Under this task are some entries; return every one of them exactly.
►
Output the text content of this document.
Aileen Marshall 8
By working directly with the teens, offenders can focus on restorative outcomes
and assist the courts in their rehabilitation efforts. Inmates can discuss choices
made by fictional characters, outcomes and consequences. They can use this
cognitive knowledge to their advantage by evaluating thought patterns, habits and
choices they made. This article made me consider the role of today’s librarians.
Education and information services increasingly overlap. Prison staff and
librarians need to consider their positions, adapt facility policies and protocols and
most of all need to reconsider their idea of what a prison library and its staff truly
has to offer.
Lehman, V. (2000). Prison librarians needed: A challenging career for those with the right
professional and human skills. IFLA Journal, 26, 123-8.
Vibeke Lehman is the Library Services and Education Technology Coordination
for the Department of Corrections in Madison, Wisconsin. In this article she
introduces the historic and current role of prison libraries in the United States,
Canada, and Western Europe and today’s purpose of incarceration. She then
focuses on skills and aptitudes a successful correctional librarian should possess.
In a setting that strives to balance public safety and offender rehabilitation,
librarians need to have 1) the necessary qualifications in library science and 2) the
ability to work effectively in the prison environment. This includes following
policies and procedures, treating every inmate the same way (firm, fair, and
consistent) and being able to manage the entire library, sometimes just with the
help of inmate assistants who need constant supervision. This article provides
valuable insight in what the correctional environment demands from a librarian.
◄
> [Written reply]
Output the text content of this document.
Aileen Marshall 8
By working directly with the teens, offenders can focus on restorative outcomes
and assist the courts in their rehabilitation efforts. Inmates can discuss choices
made by fictional characters, outcomes and consequences. They can use this
cognitive knowledge to their advantage by evaluating thought patterns, habits and
choices they made. This article made me consider the role of today’s librarians.
Education and information services increasingly overlap. Prison staff and
librarians need to consider their positions, adapt facility policies and protocols and
most of all need to reconsider their idea of what a prison library and its staff truly
has to offer.
Lehman, V. (2000). Prison librarians needed: A challenging career for those with the right
professional and human skills. IFLA Journal, 26, 123-8.
Vibeke Lehman is the Library Services and Education Technology Coordination
for the Department of Corrections in Madison, Wisconsin. In this article she
introduces the historic and current role of prison libraries in the United States,
Canada, and Western Europe and today’s purpose of incarceration. She then
focuses on skills and aptitudes a successful correctional librarian should possess.
In a setting that strives to balance public safety and offender rehabilitation,
librarians need to have 1) the necessary qualifications in library science and 2) the
ability to work effectively in the prison environment. This includes following
policies and procedures, treating every inmate the same way (firm, fair, and
consistent) and being able to manage the entire library, sometimes just with the
help of inmate assistants who need constant supervision. This article provides
valuable insight in what the correctional environment demands from a librarian.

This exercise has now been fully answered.